▸ WORK REQUIRED
Locate each line of the material that contains "screenshot", then return it.
* Begin *
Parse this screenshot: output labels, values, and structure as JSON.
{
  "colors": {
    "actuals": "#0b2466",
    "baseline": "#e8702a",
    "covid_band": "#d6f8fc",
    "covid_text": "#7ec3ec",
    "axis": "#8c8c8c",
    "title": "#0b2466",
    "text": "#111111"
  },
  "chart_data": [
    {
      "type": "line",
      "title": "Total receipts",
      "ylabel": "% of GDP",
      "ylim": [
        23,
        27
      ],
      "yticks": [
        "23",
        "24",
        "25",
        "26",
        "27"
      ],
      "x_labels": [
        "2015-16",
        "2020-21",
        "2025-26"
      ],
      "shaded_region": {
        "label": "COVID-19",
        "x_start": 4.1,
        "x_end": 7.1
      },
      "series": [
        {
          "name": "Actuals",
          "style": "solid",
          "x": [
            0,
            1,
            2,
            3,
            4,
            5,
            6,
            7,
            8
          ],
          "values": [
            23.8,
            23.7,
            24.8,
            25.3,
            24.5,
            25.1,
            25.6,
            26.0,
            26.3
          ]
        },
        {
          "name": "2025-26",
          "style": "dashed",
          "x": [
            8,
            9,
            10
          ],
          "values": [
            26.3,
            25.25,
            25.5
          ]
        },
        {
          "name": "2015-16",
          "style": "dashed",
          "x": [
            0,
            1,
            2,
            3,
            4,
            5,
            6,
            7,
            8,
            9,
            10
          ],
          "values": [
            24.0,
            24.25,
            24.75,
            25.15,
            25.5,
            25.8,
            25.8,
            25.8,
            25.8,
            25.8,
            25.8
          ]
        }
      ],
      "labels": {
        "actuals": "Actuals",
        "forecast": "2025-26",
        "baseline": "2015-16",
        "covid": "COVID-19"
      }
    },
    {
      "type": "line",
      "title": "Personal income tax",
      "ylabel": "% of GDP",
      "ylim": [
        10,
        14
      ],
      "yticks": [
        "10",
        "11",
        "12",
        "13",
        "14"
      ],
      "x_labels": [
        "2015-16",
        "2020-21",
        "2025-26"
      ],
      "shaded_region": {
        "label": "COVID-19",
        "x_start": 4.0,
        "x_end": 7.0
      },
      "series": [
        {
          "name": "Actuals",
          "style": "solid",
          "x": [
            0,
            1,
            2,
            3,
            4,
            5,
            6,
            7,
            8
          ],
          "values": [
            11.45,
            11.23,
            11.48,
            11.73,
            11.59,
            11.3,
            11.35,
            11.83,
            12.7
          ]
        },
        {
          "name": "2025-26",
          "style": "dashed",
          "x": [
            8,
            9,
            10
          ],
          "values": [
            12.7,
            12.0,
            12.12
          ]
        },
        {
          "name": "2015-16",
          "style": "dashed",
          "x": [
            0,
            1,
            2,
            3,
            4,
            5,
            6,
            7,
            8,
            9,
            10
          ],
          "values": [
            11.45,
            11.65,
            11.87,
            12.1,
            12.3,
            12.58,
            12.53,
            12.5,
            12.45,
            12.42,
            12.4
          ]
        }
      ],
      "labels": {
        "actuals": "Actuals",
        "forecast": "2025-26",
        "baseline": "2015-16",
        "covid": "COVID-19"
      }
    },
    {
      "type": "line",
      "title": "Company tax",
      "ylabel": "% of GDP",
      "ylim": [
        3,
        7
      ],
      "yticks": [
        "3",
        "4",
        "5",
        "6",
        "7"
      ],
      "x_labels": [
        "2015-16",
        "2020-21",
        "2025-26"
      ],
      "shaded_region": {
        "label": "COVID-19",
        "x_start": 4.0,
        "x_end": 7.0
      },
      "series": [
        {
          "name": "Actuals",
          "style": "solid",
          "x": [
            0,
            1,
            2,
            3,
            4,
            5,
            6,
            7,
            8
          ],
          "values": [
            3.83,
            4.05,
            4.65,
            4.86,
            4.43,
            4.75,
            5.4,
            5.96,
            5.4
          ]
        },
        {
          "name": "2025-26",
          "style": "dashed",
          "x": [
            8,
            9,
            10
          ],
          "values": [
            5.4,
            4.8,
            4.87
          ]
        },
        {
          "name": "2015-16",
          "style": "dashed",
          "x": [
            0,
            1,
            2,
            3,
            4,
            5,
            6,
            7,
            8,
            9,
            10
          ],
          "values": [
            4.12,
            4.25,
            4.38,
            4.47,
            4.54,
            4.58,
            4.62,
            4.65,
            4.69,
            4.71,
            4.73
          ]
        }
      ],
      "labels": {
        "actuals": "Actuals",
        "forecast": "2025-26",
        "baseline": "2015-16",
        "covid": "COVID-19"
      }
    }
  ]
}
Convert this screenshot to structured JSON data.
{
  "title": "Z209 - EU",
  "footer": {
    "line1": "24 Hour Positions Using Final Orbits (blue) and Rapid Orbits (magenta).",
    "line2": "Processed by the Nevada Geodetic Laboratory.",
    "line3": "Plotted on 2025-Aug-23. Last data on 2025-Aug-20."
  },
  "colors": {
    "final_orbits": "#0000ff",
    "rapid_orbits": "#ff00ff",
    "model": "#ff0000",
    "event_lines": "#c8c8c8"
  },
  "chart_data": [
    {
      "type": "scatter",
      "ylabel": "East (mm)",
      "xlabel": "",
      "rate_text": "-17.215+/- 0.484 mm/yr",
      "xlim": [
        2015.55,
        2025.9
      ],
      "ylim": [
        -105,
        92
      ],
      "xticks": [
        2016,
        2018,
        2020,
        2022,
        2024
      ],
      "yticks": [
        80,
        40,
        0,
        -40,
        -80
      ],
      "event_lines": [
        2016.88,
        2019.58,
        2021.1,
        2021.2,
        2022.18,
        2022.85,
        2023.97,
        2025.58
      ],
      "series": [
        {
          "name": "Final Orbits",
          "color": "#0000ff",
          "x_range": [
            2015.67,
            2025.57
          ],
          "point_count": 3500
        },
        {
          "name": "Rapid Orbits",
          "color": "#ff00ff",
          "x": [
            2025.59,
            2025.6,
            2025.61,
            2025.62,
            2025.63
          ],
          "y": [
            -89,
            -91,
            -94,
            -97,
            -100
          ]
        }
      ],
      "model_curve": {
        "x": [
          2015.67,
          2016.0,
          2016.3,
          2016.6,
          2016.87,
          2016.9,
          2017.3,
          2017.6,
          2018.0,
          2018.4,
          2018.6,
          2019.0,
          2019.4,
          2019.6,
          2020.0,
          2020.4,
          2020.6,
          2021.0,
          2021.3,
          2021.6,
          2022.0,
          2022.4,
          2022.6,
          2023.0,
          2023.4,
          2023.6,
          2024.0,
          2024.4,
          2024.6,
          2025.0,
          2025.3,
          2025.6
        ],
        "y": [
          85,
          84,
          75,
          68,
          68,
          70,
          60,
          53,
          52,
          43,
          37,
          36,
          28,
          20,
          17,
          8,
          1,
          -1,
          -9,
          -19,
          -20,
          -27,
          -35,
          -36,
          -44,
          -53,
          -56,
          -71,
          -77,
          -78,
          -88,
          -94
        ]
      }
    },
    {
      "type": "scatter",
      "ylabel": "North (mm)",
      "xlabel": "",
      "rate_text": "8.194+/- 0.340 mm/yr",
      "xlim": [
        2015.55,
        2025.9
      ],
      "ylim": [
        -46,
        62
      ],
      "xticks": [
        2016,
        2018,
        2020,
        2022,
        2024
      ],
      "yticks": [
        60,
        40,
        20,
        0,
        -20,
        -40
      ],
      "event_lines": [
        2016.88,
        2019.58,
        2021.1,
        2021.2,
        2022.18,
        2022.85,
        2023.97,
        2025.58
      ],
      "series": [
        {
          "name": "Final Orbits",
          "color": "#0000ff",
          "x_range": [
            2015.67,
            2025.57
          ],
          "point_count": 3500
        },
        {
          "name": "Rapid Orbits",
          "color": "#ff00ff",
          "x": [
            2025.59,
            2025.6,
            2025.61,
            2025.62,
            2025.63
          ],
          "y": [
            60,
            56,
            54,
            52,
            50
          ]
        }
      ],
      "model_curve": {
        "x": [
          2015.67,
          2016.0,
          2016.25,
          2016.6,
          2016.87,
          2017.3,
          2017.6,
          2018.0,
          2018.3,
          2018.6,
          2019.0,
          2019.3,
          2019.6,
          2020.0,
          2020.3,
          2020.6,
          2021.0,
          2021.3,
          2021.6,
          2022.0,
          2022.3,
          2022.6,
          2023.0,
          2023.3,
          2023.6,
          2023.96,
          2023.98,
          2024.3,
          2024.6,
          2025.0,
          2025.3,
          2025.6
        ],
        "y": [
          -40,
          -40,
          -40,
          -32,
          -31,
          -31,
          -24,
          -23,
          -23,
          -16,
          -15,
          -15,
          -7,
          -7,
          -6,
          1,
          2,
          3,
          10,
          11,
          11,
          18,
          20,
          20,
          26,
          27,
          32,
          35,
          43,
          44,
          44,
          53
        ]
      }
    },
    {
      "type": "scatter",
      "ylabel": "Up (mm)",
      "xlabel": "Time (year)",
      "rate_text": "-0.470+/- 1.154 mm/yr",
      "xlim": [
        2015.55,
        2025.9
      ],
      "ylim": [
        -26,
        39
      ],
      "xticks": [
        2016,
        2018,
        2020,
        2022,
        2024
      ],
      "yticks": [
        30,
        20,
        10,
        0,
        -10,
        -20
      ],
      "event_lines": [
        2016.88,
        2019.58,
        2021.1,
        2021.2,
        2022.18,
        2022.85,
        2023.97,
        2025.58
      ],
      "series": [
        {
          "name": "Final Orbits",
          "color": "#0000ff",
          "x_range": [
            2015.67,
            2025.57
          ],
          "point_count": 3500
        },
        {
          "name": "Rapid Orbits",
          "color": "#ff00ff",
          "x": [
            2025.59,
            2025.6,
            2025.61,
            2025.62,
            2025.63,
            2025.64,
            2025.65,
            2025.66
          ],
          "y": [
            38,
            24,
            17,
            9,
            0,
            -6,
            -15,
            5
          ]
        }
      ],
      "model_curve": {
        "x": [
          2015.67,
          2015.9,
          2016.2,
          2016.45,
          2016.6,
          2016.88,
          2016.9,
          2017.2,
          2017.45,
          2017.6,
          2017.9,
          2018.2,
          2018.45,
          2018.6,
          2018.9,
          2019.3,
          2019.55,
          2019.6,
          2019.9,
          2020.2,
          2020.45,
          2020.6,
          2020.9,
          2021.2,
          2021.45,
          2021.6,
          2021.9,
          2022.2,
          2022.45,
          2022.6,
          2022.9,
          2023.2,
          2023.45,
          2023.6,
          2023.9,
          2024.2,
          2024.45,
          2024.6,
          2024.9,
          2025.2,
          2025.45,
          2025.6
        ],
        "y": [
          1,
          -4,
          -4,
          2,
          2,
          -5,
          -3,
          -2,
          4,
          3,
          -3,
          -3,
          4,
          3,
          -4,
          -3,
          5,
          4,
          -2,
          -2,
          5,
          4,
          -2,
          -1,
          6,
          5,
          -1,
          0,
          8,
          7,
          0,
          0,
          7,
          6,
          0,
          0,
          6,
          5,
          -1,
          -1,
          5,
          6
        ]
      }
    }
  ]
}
* End *
▸ SOLVED PROBLEM
Parse this screenshot: output labels, values, and structure as JSON.
Convert this screenshot to structured JSON data.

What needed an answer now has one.